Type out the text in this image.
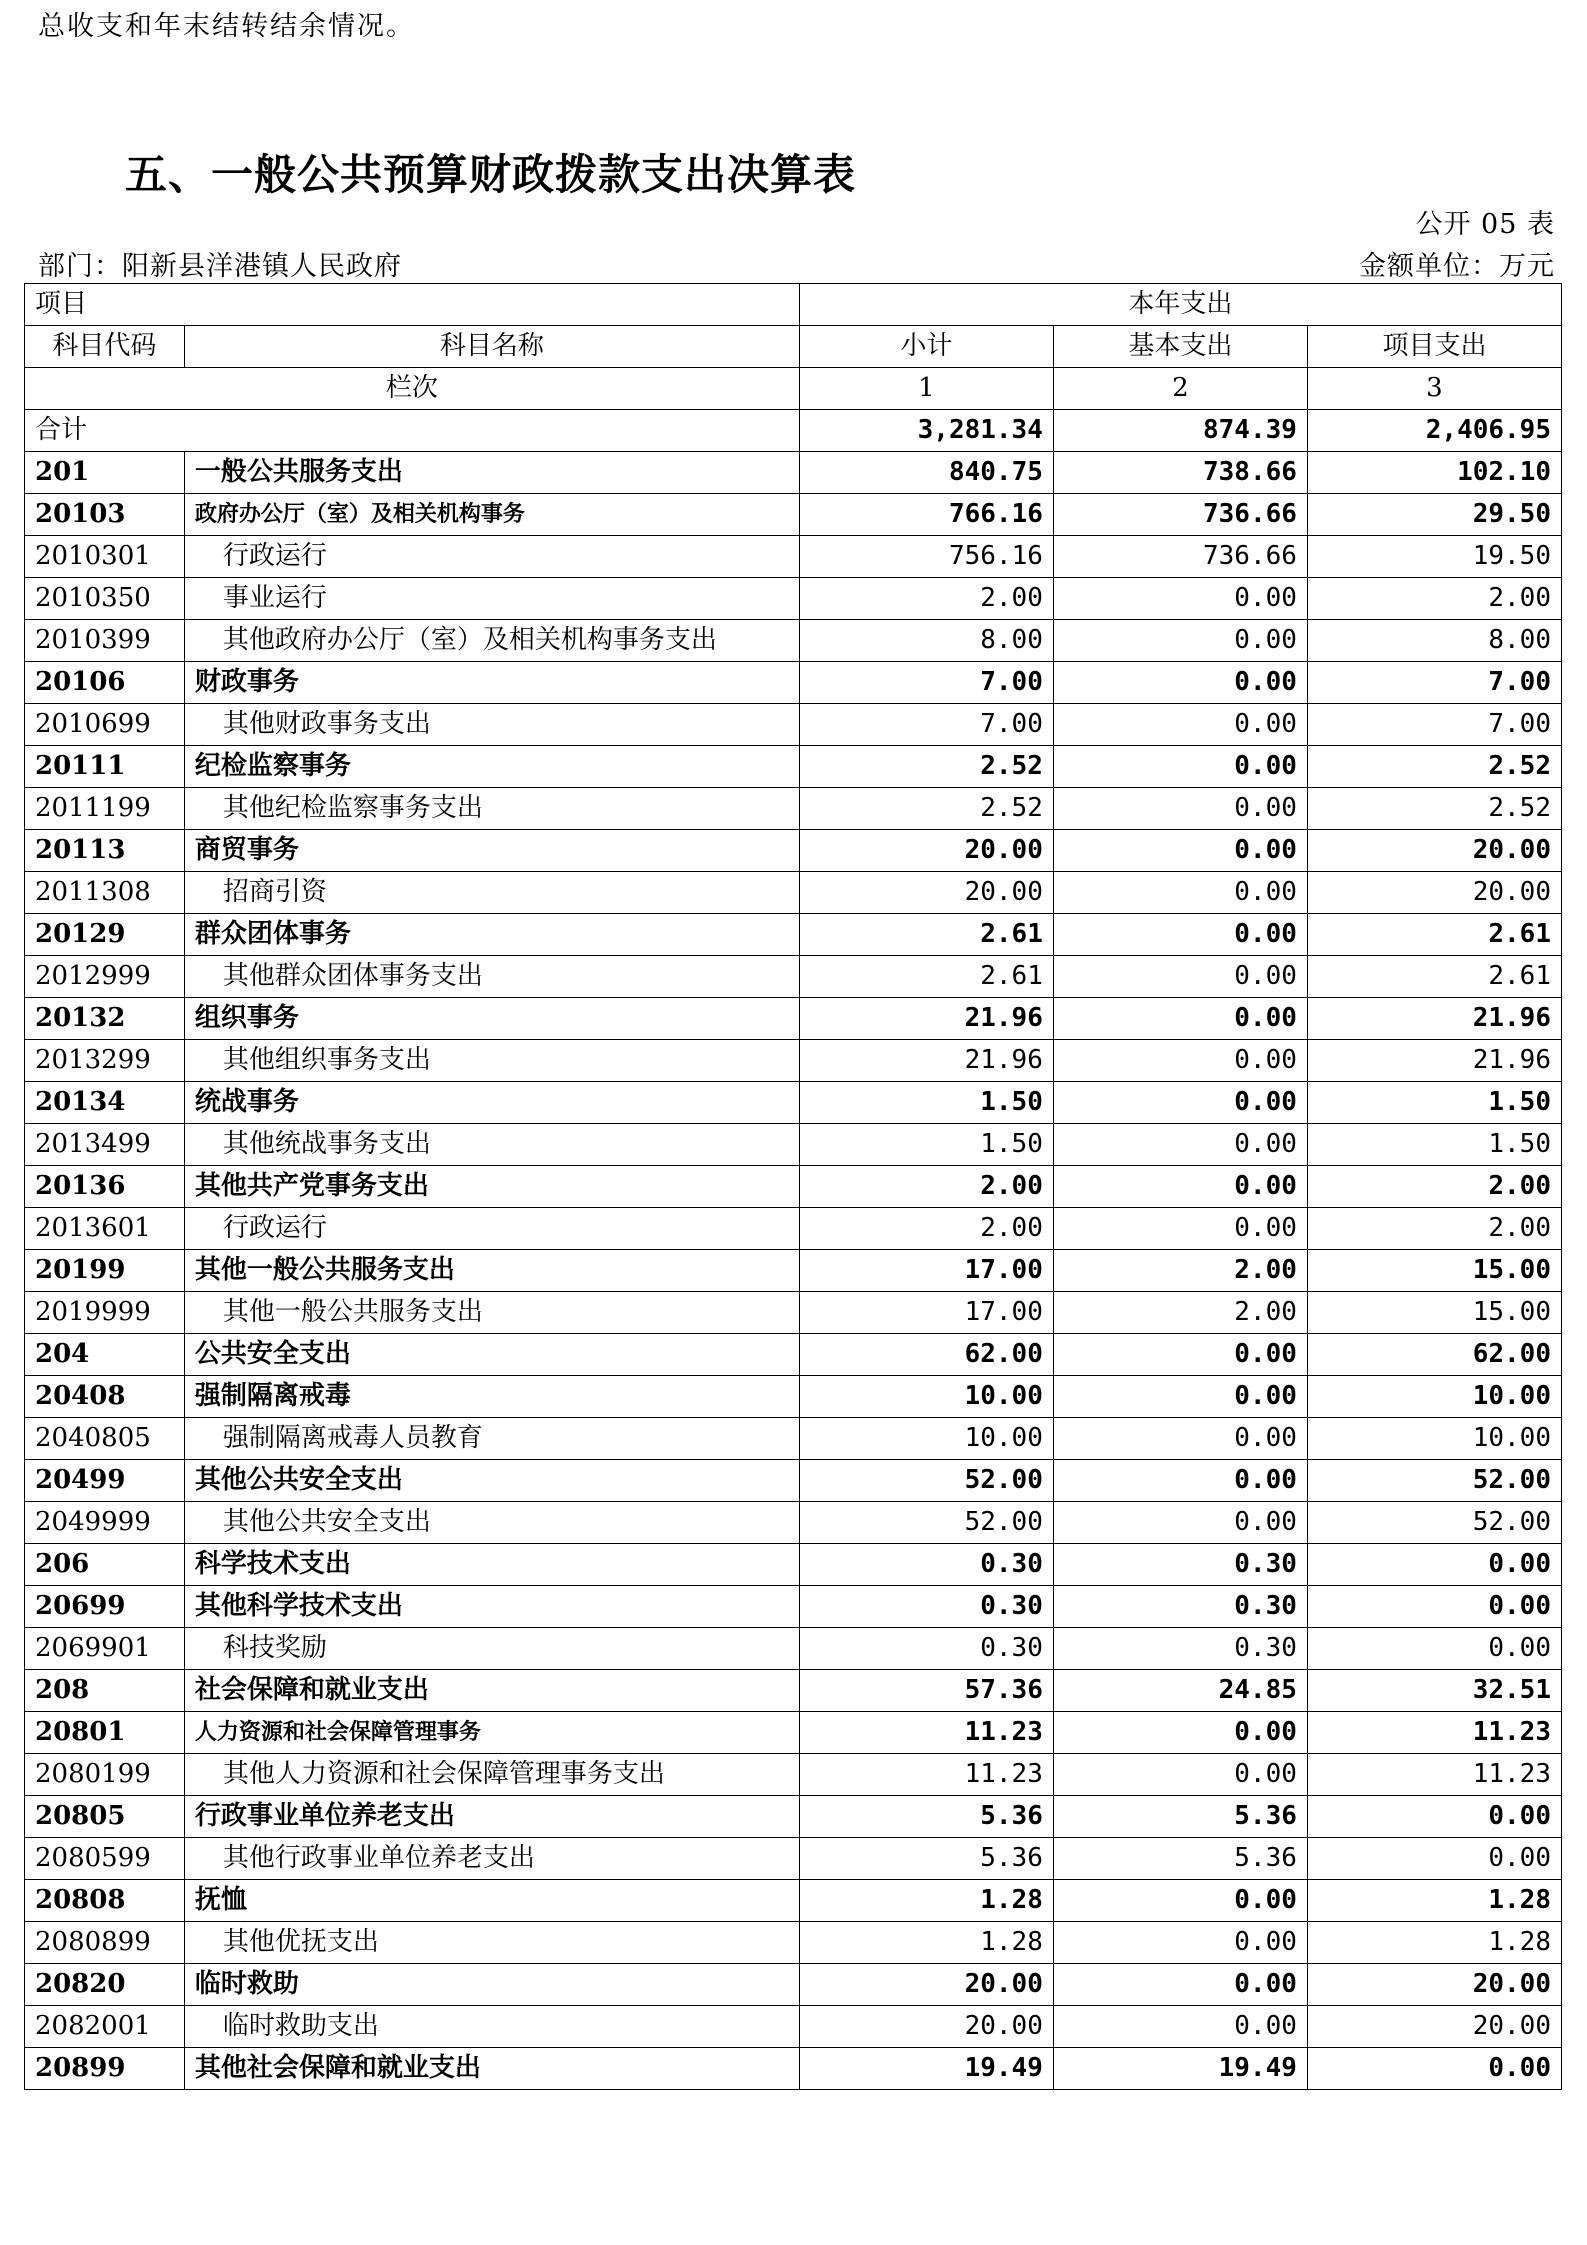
总收支和年末结转结余情况。
五、一般公共预算财政拨款支出决算表
公开 05 表
部门：阳新县洋港镇人民政府	金额单位：万元
项目		本年支出		
科目代码	科目名称	小计	基本支出	项目支出
栏次		1	2	3
合计		3,281.34	874.39	2,406.95
201	一般公共服务支出	840.75	738.66	102.10
20103	政府办公厅（室）及相关机构事务	766.16	736.66	29.50
2010301	行政运行	756.16	736.66	19.50
2010350	事业运行	2.00	0.00	2.00
2010399	其他政府办公厅（室）及相关机构事务支出	8.00	0.00	8.00
20106	财政事务	7.00	0.00	7.00
2010699	其他财政事务支出	7.00	0.00	7.00
20111	纪检监察事务	2.52	0.00	2.52
2011199	其他纪检监察事务支出	2.52	0.00	2.52
20113	商贸事务	20.00	0.00	20.00
2011308	招商引资	20.00	0.00	20.00
20129	群众团体事务	2.61	0.00	2.61
2012999	其他群众团体事务支出	2.61	0.00	2.61
20132	组织事务	21.96	0.00	21.96
2013299	其他组织事务支出	21.96	0.00	21.96
20134	统战事务	1.50	0.00	1.50
2013499	其他统战事务支出	1.50	0.00	1.50
20136	其他共产党事务支出	2.00	0.00	2.00
2013601	行政运行	2.00	0.00	2.00
20199	其他一般公共服务支出	17.00	2.00	15.00
2019999	其他一般公共服务支出	17.00	2.00	15.00
204	公共安全支出	62.00	0.00	62.00
20408	强制隔离戒毒	10.00	0.00	10.00
2040805	强制隔离戒毒人员教育	10.00	0.00	10.00
20499	其他公共安全支出	52.00	0.00	52.00
2049999	其他公共安全支出	52.00	0.00	52.00
206	科学技术支出	0.30	0.30	0.00
20699	其他科学技术支出	0.30	0.30	0.00
2069901	科技奖励	0.30	0.30	0.00
208	社会保障和就业支出	57.36	24.85	32.51
20801	人力资源和社会保障管理事务	11.23	0.00	11.23
2080199	其他人力资源和社会保障管理事务支出	11.23	0.00	11.23
20805	行政事业单位养老支出	5.36	5.36	0.00
2080599	其他行政事业单位养老支出	5.36	5.36	0.00
20808	抚恤	1.28	0.00	1.28
2080899	其他优抚支出	1.28	0.00	1.28
20820	临时救助	20.00	0.00	20.00
2082001	临时救助支出	20.00	0.00	20.00
20899	其他社会保障和就业支出	19.49	19.49	0.00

------------------------------------------------------------

> EXERCISE REQUIREMENTS:
Determine how many lines in the listing above hold the word "行政运行", answering with the number only.

> EXERCISE OUTPUT:
2